[Task goal] Please update the program information abstract from "Program Information" up to and including "and 4D MRI.", replacing "Sunday" with "Monday".

[Document extract]

Program Information
Evaluation of Liver Deformation During Breathing Using Deformable Image Registration: A Comparison Between 4D CT and 4D MRI
X Liang1*, B Czito2 , M Palta3 , M Bashir4 , F Yin5 , J Cai6 , (1) Duke Unversity, Durham, NC, (2) Duke University Medical Center, Durham, NC, (3) Duke University Medical Center, Durham, NC, (4) Duke University Medical Center, Durham, NC, (5) Duke University Medical Center, Durham, NC, (6) Duke University Medical Center, Durham, NC
Presentations
SU-E-J-68 Sunday 3:00PM - 6:00PM Room: Exhibit HallPurpose:
It is of clinical interest to study liver deformation during breathing by applying deformable image registration (DIR) on respiratory correlated 4D images. This study aims to evaluate and compare the accuracy of DIR-derived liver deformation based on 4D CT and 4D MRI.

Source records
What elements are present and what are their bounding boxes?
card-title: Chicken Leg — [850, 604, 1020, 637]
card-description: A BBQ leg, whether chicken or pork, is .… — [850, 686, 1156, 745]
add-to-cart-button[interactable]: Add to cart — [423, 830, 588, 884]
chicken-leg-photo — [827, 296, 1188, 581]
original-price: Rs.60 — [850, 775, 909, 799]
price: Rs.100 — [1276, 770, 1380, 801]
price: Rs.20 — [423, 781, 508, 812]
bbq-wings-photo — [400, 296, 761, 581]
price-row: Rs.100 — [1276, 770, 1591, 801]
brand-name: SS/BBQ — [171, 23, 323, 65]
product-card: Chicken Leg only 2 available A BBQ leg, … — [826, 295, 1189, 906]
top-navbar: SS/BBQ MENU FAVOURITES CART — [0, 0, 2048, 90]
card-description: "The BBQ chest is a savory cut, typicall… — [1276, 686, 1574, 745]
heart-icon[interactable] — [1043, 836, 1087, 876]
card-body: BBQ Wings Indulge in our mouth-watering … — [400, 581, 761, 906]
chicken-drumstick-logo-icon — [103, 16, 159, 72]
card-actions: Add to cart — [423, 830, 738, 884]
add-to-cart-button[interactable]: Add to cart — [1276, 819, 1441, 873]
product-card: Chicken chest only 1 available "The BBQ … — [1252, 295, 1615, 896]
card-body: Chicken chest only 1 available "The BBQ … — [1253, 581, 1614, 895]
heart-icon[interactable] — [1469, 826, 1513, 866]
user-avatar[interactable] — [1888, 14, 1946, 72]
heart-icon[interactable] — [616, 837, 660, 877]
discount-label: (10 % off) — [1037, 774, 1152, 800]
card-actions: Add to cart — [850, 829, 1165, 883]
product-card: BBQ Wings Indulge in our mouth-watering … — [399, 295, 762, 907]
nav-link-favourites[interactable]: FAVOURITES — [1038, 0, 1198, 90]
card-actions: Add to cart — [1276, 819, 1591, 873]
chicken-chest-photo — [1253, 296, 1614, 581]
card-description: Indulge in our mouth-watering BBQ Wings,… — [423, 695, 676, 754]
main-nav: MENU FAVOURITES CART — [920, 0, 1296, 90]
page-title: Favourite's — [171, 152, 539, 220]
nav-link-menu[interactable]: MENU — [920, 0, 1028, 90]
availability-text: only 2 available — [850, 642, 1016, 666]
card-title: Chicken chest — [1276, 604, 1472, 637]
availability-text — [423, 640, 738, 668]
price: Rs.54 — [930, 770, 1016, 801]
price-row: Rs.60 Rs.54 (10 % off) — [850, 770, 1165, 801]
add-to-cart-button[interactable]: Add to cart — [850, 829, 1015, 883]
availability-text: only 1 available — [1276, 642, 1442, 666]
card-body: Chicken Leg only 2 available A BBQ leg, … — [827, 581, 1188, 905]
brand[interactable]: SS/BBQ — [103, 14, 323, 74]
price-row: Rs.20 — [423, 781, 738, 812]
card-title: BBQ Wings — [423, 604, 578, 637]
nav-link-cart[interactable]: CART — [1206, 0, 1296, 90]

[Response area]
Program Information
Evaluation of Liver Deformation During Breathing Using Deformable Image Registration: A Comparison Between 4D CT and 4D MRI
X Liang1*, B Czito2 , M Palta3 , M Bashir4 , F Yin5 , J Cai6 , (1) Duke Unversity, Durham, NC, (2) Duke University Medical Center, Durham, NC, (3) Duke University Medical Center, Durham, NC, (4) Duke University Medical Center, Durham, NC, (5) Duke University Medical Center, Durham, NC, (6) Duke University Medical Center, Durham, NC
Presentations
SU-E-J-68 Monday 3:00PM - 6:00PM Room: Exhibit HallPurpose:
It is of clinical interest to study liver deformation during breathing by applying deformable image registration (DIR) on respiratory correlated 4D images. This study aims to evaluate and compare the accuracy of DIR-derived liver deformation based on 4D CT and 4D MRI.